# Problem statement
Swap "table-row" for "grid-row" everywhere it occurs in the data below, and reproduce all the lines with nothing else changed.

———

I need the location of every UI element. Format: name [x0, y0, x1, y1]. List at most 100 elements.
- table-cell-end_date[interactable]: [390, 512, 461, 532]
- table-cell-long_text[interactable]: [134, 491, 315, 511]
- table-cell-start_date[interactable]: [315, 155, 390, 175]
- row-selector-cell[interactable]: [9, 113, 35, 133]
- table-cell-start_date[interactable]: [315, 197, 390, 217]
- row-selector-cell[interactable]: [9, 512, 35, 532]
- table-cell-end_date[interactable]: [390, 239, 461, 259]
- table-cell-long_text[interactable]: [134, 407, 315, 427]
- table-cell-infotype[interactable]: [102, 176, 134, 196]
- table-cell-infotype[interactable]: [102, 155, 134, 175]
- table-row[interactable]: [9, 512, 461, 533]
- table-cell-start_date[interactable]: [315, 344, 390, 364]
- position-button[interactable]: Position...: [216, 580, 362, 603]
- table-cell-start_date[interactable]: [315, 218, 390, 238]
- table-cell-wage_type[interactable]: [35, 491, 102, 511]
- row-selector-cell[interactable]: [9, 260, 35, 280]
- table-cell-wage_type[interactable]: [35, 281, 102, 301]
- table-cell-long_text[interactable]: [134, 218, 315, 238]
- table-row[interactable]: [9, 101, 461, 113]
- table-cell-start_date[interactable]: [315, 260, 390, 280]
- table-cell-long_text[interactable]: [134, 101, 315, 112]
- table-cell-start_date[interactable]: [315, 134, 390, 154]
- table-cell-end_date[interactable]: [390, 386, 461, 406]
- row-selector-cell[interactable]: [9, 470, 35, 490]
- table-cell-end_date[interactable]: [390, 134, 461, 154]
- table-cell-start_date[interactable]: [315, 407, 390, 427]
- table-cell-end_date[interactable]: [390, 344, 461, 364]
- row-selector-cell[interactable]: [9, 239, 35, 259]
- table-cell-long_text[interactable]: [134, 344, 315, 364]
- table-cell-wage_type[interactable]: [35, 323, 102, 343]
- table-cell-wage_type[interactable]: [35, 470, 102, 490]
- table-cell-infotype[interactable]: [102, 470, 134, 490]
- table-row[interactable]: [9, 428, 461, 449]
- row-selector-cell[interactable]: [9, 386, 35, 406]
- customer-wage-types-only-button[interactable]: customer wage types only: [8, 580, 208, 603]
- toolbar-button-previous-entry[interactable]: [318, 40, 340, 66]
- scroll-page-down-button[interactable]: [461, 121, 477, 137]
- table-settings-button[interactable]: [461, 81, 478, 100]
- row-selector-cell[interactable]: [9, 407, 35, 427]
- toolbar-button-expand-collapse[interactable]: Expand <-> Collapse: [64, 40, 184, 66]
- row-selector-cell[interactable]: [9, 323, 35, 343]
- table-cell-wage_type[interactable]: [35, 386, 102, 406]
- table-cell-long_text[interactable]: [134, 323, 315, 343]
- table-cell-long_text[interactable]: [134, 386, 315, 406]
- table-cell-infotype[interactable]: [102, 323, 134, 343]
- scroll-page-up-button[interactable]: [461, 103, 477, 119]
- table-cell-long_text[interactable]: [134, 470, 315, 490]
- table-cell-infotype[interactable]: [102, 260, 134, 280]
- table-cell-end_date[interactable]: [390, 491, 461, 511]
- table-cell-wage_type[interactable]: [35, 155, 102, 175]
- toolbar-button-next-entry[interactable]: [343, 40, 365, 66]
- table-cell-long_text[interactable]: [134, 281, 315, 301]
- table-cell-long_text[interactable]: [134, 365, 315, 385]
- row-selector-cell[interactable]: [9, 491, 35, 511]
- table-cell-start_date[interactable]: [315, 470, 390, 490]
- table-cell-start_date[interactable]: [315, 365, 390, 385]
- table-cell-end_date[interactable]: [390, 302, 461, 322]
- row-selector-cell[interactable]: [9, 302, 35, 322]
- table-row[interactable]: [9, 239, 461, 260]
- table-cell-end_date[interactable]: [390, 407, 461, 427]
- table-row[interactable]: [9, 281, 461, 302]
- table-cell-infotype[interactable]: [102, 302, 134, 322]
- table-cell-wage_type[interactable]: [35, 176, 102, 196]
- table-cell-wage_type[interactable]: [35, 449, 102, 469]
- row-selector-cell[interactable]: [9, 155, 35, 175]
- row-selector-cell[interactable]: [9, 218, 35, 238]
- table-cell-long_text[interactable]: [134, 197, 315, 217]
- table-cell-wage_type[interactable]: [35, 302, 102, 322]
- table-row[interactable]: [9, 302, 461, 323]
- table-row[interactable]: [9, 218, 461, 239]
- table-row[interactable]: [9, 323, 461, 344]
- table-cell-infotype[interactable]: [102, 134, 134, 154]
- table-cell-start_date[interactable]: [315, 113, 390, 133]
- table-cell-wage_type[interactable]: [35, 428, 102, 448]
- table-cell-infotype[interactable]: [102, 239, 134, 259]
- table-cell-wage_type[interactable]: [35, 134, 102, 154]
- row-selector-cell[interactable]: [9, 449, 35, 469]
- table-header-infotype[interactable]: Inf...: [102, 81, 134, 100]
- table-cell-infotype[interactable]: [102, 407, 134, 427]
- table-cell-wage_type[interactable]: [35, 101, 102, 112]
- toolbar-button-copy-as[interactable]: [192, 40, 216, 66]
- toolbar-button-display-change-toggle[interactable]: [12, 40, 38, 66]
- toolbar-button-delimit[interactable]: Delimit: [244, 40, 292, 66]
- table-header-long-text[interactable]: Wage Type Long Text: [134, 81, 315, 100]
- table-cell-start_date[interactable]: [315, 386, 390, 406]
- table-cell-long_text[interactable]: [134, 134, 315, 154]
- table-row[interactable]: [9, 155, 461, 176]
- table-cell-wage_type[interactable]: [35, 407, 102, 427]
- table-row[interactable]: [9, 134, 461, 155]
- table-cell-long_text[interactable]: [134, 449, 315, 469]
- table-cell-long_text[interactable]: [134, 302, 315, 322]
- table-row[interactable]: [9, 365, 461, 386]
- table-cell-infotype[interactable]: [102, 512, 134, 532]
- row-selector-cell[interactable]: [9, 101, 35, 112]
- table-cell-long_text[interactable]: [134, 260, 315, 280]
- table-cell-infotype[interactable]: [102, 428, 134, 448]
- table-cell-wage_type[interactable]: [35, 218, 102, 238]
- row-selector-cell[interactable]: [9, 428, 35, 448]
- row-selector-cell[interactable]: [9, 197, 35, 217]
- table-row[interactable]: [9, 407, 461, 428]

———

# Exercise solution
I need the location of every UI element. Format: name [x0, y0, x1, y1]. List at most 100 elements.
- table-cell-end_date[interactable]: [390, 512, 461, 532]
- table-cell-long_text[interactable]: [134, 491, 315, 511]
- table-cell-start_date[interactable]: [315, 155, 390, 175]
- row-selector-cell[interactable]: [9, 113, 35, 133]
- table-cell-start_date[interactable]: [315, 197, 390, 217]
- row-selector-cell[interactable]: [9, 512, 35, 532]
- table-cell-end_date[interactable]: [390, 239, 461, 259]
- table-cell-long_text[interactable]: [134, 407, 315, 427]
- table-cell-infotype[interactable]: [102, 176, 134, 196]
- table-cell-infotype[interactable]: [102, 155, 134, 175]
- grid-row[interactable]: [9, 512, 461, 533]
- table-cell-start_date[interactable]: [315, 344, 390, 364]
- position-button[interactable]: Position...: [216, 580, 362, 603]
- table-cell-start_date[interactable]: [315, 218, 390, 238]
- table-cell-wage_type[interactable]: [35, 491, 102, 511]
- row-selector-cell[interactable]: [9, 260, 35, 280]
- table-cell-wage_type[interactable]: [35, 281, 102, 301]
- table-cell-long_text[interactable]: [134, 218, 315, 238]
- grid-row[interactable]: [9, 101, 461, 113]
- table-cell-start_date[interactable]: [315, 260, 390, 280]
- table-cell-long_text[interactable]: [134, 101, 315, 112]
- table-cell-start_date[interactable]: [315, 134, 390, 154]
- table-cell-end_date[interactable]: [390, 386, 461, 406]
- row-selector-cell[interactable]: [9, 470, 35, 490]
- table-cell-end_date[interactable]: [390, 134, 461, 154]
- table-cell-start_date[interactable]: [315, 407, 390, 427]
- table-cell-end_date[interactable]: [390, 344, 461, 364]
- row-selector-cell[interactable]: [9, 239, 35, 259]
- table-cell-long_text[interactable]: [134, 344, 315, 364]
- table-cell-wage_type[interactable]: [35, 323, 102, 343]
- table-cell-wage_type[interactable]: [35, 470, 102, 490]
- table-cell-infotype[interactable]: [102, 470, 134, 490]
- grid-row[interactable]: [9, 428, 461, 449]
- row-selector-cell[interactable]: [9, 386, 35, 406]
- customer-wage-types-only-button[interactable]: customer wage types only: [8, 580, 208, 603]
- toolbar-button-previous-entry[interactable]: [318, 40, 340, 66]
- scroll-page-down-button[interactable]: [461, 121, 477, 137]
- table-settings-button[interactable]: [461, 81, 478, 100]
- row-selector-cell[interactable]: [9, 407, 35, 427]
- toolbar-button-expand-collapse[interactable]: Expand <-> Collapse: [64, 40, 184, 66]
- row-selector-cell[interactable]: [9, 323, 35, 343]
- table-cell-wage_type[interactable]: [35, 386, 102, 406]
- table-cell-long_text[interactable]: [134, 323, 315, 343]
- table-cell-long_text[interactable]: [134, 386, 315, 406]
- table-cell-infotype[interactable]: [102, 323, 134, 343]
- scroll-page-up-button[interactable]: [461, 103, 477, 119]
- table-cell-long_text[interactable]: [134, 470, 315, 490]
- table-cell-infotype[interactable]: [102, 260, 134, 280]
- table-cell-end_date[interactable]: [390, 491, 461, 511]
- table-cell-wage_type[interactable]: [35, 155, 102, 175]
- toolbar-button-next-entry[interactable]: [343, 40, 365, 66]
- table-cell-long_text[interactable]: [134, 281, 315, 301]
- table-cell-long_text[interactable]: [134, 365, 315, 385]
- row-selector-cell[interactable]: [9, 491, 35, 511]
- table-cell-start_date[interactable]: [315, 470, 390, 490]
- table-cell-start_date[interactable]: [315, 365, 390, 385]
- table-cell-end_date[interactable]: [390, 302, 461, 322]
- row-selector-cell[interactable]: [9, 302, 35, 322]
- grid-row[interactable]: [9, 239, 461, 260]
- table-cell-end_date[interactable]: [390, 407, 461, 427]
- grid-row[interactable]: [9, 281, 461, 302]
- table-cell-infotype[interactable]: [102, 302, 134, 322]
- table-cell-wage_type[interactable]: [35, 176, 102, 196]
- table-cell-wage_type[interactable]: [35, 449, 102, 469]
- row-selector-cell[interactable]: [9, 155, 35, 175]
- row-selector-cell[interactable]: [9, 218, 35, 238]
- table-cell-long_text[interactable]: [134, 197, 315, 217]
- table-cell-wage_type[interactable]: [35, 302, 102, 322]
- grid-row[interactable]: [9, 302, 461, 323]
- grid-row[interactable]: [9, 218, 461, 239]
- grid-row[interactable]: [9, 323, 461, 344]
- table-cell-infotype[interactable]: [102, 134, 134, 154]
- table-cell-start_date[interactable]: [315, 113, 390, 133]
- table-cell-wage_type[interactable]: [35, 428, 102, 448]
- table-cell-infotype[interactable]: [102, 239, 134, 259]
- table-cell-wage_type[interactable]: [35, 134, 102, 154]
- row-selector-cell[interactable]: [9, 449, 35, 469]
- table-header-infotype[interactable]: Inf...: [102, 81, 134, 100]
- table-cell-infotype[interactable]: [102, 407, 134, 427]
- table-cell-wage_type[interactable]: [35, 101, 102, 112]
- toolbar-button-copy-as[interactable]: [192, 40, 216, 66]
- toolbar-button-display-change-toggle[interactable]: [12, 40, 38, 66]
- toolbar-button-delimit[interactable]: Delimit: [244, 40, 292, 66]
- table-header-long-text[interactable]: Wage Type Long Text: [134, 81, 315, 100]
- table-cell-start_date[interactable]: [315, 386, 390, 406]
- table-cell-long_text[interactable]: [134, 134, 315, 154]
- grid-row[interactable]: [9, 155, 461, 176]
- table-cell-wage_type[interactable]: [35, 407, 102, 427]
- grid-row[interactable]: [9, 134, 461, 155]
- table-cell-long_text[interactable]: [134, 449, 315, 469]
- table-cell-long_text[interactable]: [134, 302, 315, 322]
- grid-row[interactable]: [9, 365, 461, 386]
- table-cell-infotype[interactable]: [102, 512, 134, 532]
- row-selector-cell[interactable]: [9, 101, 35, 112]
- table-cell-long_text[interactable]: [134, 260, 315, 280]
- table-cell-infotype[interactable]: [102, 428, 134, 448]
- table-cell-wage_type[interactable]: [35, 218, 102, 238]
- row-selector-cell[interactable]: [9, 428, 35, 448]
- row-selector-cell[interactable]: [9, 197, 35, 217]
- grid-row[interactable]: [9, 407, 461, 428]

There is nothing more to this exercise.